## GIVEN PROBLEM
Return all of the lines below exactly as they are.

:::::

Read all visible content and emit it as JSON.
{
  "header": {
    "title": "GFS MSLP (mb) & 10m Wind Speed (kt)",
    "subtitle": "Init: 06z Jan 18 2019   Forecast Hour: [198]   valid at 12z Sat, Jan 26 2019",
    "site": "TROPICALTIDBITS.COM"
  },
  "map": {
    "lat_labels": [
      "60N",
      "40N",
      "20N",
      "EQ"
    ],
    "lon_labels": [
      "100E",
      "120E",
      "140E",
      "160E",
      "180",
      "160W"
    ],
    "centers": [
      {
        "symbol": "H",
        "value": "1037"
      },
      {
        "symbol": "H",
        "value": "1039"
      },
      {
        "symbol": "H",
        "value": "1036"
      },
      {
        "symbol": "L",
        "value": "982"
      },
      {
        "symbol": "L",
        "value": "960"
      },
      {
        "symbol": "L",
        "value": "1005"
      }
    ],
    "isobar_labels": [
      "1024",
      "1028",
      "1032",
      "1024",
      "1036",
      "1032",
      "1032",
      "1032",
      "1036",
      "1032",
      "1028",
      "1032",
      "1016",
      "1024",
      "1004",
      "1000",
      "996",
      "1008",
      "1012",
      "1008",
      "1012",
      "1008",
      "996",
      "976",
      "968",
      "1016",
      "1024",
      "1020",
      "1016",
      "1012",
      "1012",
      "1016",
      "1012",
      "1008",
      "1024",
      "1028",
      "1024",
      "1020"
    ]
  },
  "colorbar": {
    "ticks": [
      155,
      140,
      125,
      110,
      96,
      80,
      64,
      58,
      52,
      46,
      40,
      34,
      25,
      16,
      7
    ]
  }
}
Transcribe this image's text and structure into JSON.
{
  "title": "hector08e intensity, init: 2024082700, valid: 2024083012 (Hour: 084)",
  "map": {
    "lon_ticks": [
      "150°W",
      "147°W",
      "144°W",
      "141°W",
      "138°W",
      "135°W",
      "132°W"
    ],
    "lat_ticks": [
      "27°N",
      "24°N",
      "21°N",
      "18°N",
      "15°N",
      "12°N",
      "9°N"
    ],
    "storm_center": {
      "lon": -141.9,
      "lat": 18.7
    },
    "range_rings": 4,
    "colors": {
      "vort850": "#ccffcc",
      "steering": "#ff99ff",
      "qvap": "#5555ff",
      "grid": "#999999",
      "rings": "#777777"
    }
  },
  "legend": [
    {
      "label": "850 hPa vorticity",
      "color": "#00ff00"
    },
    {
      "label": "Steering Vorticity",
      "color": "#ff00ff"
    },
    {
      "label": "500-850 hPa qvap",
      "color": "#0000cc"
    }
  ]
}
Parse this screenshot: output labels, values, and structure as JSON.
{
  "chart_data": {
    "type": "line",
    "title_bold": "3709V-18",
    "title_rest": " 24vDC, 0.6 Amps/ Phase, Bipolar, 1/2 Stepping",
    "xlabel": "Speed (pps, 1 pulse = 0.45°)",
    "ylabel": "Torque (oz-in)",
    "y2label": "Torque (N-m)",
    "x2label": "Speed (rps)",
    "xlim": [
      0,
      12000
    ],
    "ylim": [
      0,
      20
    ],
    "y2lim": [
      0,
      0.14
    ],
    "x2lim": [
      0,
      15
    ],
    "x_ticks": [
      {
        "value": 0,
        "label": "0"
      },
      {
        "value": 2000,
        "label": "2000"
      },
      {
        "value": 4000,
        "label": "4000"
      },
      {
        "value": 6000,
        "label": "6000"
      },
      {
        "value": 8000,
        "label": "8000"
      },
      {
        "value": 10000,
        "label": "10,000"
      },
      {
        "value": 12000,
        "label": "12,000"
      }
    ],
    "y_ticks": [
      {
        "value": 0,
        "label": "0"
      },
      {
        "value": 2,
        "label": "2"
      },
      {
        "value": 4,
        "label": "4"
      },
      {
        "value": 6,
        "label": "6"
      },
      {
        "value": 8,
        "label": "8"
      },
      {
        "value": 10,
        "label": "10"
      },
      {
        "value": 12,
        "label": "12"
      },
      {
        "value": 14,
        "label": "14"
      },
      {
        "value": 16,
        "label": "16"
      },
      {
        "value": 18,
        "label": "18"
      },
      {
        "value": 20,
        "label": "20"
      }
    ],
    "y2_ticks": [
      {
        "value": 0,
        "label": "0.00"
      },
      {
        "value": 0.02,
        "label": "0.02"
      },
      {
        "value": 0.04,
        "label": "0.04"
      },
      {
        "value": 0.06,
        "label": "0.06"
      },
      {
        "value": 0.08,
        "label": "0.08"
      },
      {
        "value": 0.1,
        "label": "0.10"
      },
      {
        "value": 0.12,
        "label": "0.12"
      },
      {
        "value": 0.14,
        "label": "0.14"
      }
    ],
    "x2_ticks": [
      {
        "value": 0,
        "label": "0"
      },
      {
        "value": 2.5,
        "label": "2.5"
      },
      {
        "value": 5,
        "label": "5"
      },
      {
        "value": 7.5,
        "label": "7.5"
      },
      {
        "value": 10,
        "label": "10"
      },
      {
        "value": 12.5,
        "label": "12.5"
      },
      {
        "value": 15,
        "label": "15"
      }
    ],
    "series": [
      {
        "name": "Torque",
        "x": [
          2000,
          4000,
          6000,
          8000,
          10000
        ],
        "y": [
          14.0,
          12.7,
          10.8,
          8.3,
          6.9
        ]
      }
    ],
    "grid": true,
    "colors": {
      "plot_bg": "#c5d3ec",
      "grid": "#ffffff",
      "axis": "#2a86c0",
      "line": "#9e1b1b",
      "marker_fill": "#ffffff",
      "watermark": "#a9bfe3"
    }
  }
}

:::::

## WRITTEN ANSWER
Read all visible content and emit it as JSON.
{
  "header": {
    "title": "GFS MSLP (mb) & 10m Wind Speed (kt)",
    "subtitle": "Init: 06z Jan 18 2019   Forecast Hour: [198]   valid at 12z Sat, Jan 26 2019",
    "site": "TROPICALTIDBITS.COM"
  },
  "map": {
    "lat_labels": [
      "60N",
      "40N",
      "20N",
      "EQ"
    ],
    "lon_labels": [
      "100E",
      "120E",
      "140E",
      "160E",
      "180",
      "160W"
    ],
    "centers": [
      {
        "symbol": "H",
        "value": "1037"
      },
      {
        "symbol": "H",
        "value": "1039"
      },
      {
        "symbol": "H",
        "value": "1036"
      },
      {
        "symbol": "L",
        "value": "982"
      },
      {
        "symbol": "L",
        "value": "960"
      },
      {
        "symbol": "L",
        "value": "1005"
      }
    ],
    "isobar_labels": [
      "1024",
      "1028",
      "1032",
      "1024",
      "1036",
      "1032",
      "1032",
      "1032",
      "1036",
      "1032",
      "1028",
      "1032",
      "1016",
      "1024",
      "1004",
      "1000",
      "996",
      "1008",
      "1012",
      "1008",
      "1012",
      "1008",
      "996",
      "976",
      "968",
      "1016",
      "1024",
      "1020",
      "1016",
      "1012",
      "1012",
      "1016",
      "1012",
      "1008",
      "1024",
      "1028",
      "1024",
      "1020"
    ]
  },
  "colorbar": {
    "ticks": [
      155,
      140,
      125,
      110,
      96,
      80,
      64,
      58,
      52,
      46,
      40,
      34,
      25,
      16,
      7
    ]
  }
}
Transcribe this image's text and structure into JSON.
{
  "title": "hector08e intensity, init: 2024082700, valid: 2024083012 (Hour: 084)",
  "map": {
    "lon_ticks": [
      "150°W",
      "147°W",
      "144°W",
      "141°W",
      "138°W",
      "135°W",
      "132°W"
    ],
    "lat_ticks": [
      "27°N",
      "24°N",
      "21°N",
      "18°N",
      "15°N",
      "12°N",
      "9°N"
    ],
    "storm_center": {
      "lon": -141.9,
      "lat": 18.7
    },
    "range_rings": 4,
    "colors": {
      "vort850": "#ccffcc",
      "steering": "#ff99ff",
      "qvap": "#5555ff",
      "grid": "#999999",
      "rings": "#777777"
    }
  },
  "legend": [
    {
      "label": "850 hPa vorticity",
      "color": "#00ff00"
    },
    {
      "label": "Steering Vorticity",
      "color": "#ff00ff"
    },
    {
      "label": "500-850 hPa qvap",
      "color": "#0000cc"
    }
  ]
}
Parse this screenshot: output labels, values, and structure as JSON.
{
  "chart_data": {
    "type": "line",
    "title_bold": "3709V-18",
    "title_rest": " 24vDC, 0.6 Amps/ Phase, Bipolar, 1/2 Stepping",
    "xlabel": "Speed (pps, 1 pulse = 0.45°)",
    "ylabel": "Torque (oz-in)",
    "y2label": "Torque (N-m)",
    "x2label": "Speed (rps)",
    "xlim": [
      0,
      12000
    ],
    "ylim": [
      0,
      20
    ],
    "y2lim": [
      0,
      0.14
    ],
    "x2lim": [
      0,
      15
    ],
    "x_ticks": [
      {
        "value": 0,
        "label": "0"
      },
      {
        "value": 2000,
        "label": "2000"
      },
      {
        "value": 4000,
        "label": "4000"
      },
      {
        "value": 6000,
        "label": "6000"
      },
      {
        "value": 8000,
        "label": "8000"
      },
      {
        "value": 10000,
        "label": "10,000"
      },
      {
        "value": 12000,
        "label": "12,000"
      }
    ],
    "y_ticks": [
      {
        "value": 0,
        "label": "0"
      },
      {
        "value": 2,
        "label": "2"
      },
      {
        "value": 4,
        "label": "4"
      },
      {
        "value": 6,
        "label": "6"
      },
      {
        "value": 8,
        "label": "8"
      },
      {
        "value": 10,
        "label": "10"
      },
      {
        "value": 12,
        "label": "12"
      },
      {
        "value": 14,
        "label": "14"
      },
      {
        "value": 16,
        "label": "16"
      },
      {
        "value": 18,
        "label": "18"
      },
      {
        "value": 20,
        "label": "20"
      }
    ],
    "y2_ticks": [
      {
        "value": 0,
        "label": "0.00"
      },
      {
        "value": 0.02,
        "label": "0.02"
      },
      {
        "value": 0.04,
        "label": "0.04"
      },
      {
        "value": 0.06,
        "label": "0.06"
      },
      {
        "value": 0.08,
        "label": "0.08"
      },
      {
        "value": 0.1,
        "label": "0.10"
      },
      {
        "value": 0.12,
        "label": "0.12"
      },
      {
        "value": 0.14,
        "label": "0.14"
      }
    ],
    "x2_ticks": [
      {
        "value": 0,
        "label": "0"
      },
      {
        "value": 2.5,
        "label": "2.5"
      },
      {
        "value": 5,
        "label": "5"
      },
      {
        "value": 7.5,
        "label": "7.5"
      },
      {
        "value": 10,
        "label": "10"
      },
      {
        "value": 12.5,
        "label": "12.5"
      },
      {
        "value": 15,
        "label": "15"
      }
    ],
    "series": [
      {
        "name": "Torque",
        "x": [
          2000,
          4000,
          6000,
          8000,
          10000
        ],
        "y": [
          14.0,
          12.7,
          10.8,
          8.3,
          6.9
        ]
      }
    ],
    "grid": true,
    "colors": {
      "plot_bg": "#c5d3ec",
      "grid": "#ffffff",
      "axis": "#2a86c0",
      "line": "#9e1b1b",
      "marker_fill": "#ffffff",
      "watermark": "#a9bfe3"
    }
  }
}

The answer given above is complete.